» What is needed
Drop the images; return everything else in the listing below exactly.

» Data to process
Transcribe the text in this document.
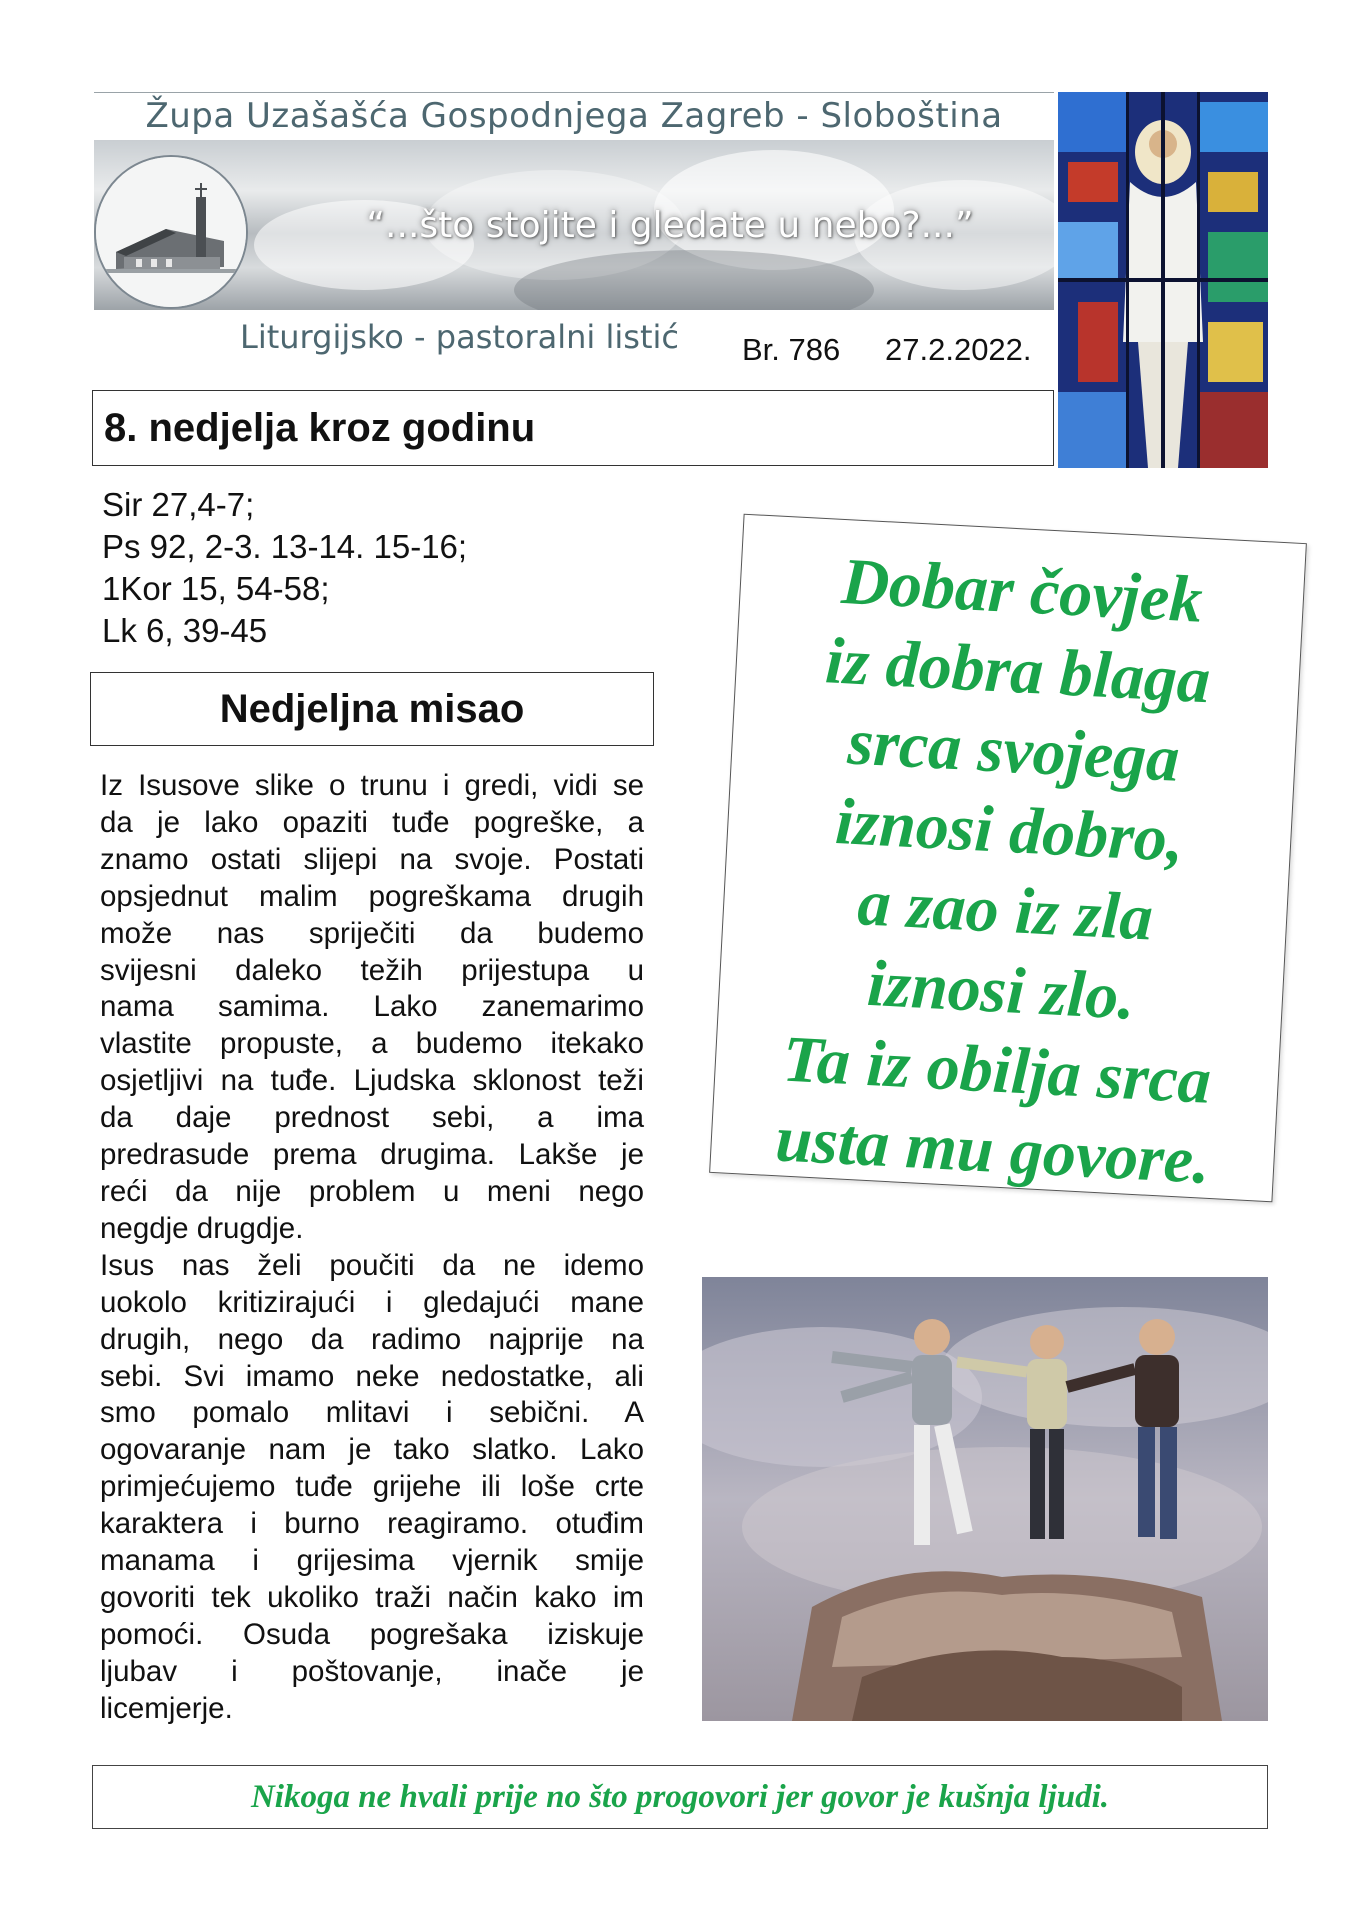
Župa Uzašašća Gospodnjega Zagreb - Sloboština
“...što stojite i gledate u nebo?...”
Liturgijsko - pastoralni listić	Br. 786 27.2.2022.
8. nedjelja kroz godinu
Sir 27,4-7;
Ps 92, 2-3. 13-14. 15-16;
1Kor 15, 54-58;
Lk 6, 39-45
Nedjeljna misao

Iz Isusove slike o trunu i gredi, vidi se
da je lako opaziti tuđe pogreške, a
znamo ostati slijepi na svoje. Postati
opsjednut malim pogreškama drugih
može nas spriječiti da budemo
svijesni daleko težih prijestupa u
nama samima. Lako zanemarimo
vlastite propuste, a budemo itekako
osjetljivi na tuđe. Ljudska sklonost teži
da daje prednost sebi, a ima
predrasude prema drugima. Lakše je
reći da nije problem u meni nego
negdje drugdje.

Isus nas želi poučiti da ne idemo
uokolo kritizirajući i gledajući mane
drugih, nego da radimo najprije na
sebi. Svi imamo neke nedostatke, ali
smo pomalo mlitavi i sebični. A
ogovaranje nam je tako slatko. Lako
primjećujemo tuđe grijehe ili loše crte
karaktera i burno reagiramo. otuđim
manama i grijesima vjernik smije
govoriti tek ukoliko traži način kako im
pomoći. Osuda pogrešaka iziskuje
ljubav i poštovanje, inače je
licemjerje.

Dobar čovjek
iz dobra blaga
srca svojega
iznosi dobro,
a zao iz zla
iznosi zlo.
Ta iz obilja srca
usta mu govore.
Nikoga ne hvali prije no što progovori jer govor je kušnja ljudi.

» Output for this task
Transcribe the text in this document.
Župa Uzašašća Gospodnjega Zagreb - Sloboština
“...što stojite i gledate u nebo?...”
Liturgijsko - pastoralni listić	Br. 786 27.2.2022.
8. nedjelja kroz godinu
Sir 27,4-7;
Ps 92, 2-3. 13-14. 15-16;
1Kor 15, 54-58;
Lk 6, 39-45
Nedjeljna misao

Iz Isusove slike o trunu i gredi, vidi se
da je lako opaziti tuđe pogreške, a
znamo ostati slijepi na svoje. Postati
opsjednut malim pogreškama drugih
može nas spriječiti da budemo
svijesni daleko težih prijestupa u
nama samima. Lako zanemarimo
vlastite propuste, a budemo itekako
osjetljivi na tuđe. Ljudska sklonost teži
da daje prednost sebi, a ima
predrasude prema drugima. Lakše je
reći da nije problem u meni nego
negdje drugdje.

Isus nas želi poučiti da ne idemo
uokolo kritizirajući i gledajući mane
drugih, nego da radimo najprije na
sebi. Svi imamo neke nedostatke, ali
smo pomalo mlitavi i sebični. A
ogovaranje nam je tako slatko. Lako
primjećujemo tuđe grijehe ili loše crte
karaktera i burno reagiramo. otuđim
manama i grijesima vjernik smije
govoriti tek ukoliko traži način kako im
pomoći. Osuda pogrešaka iziskuje
ljubav i poštovanje, inače je
licemjerje.

Dobar čovjek
iz dobra blaga
srca svojega
iznosi dobro,
a zao iz zla
iznosi zlo.
Ta iz obilja srca
usta mu govore.
Nikoga ne hvali prije no što progovori jer govor je kušnja ljudi.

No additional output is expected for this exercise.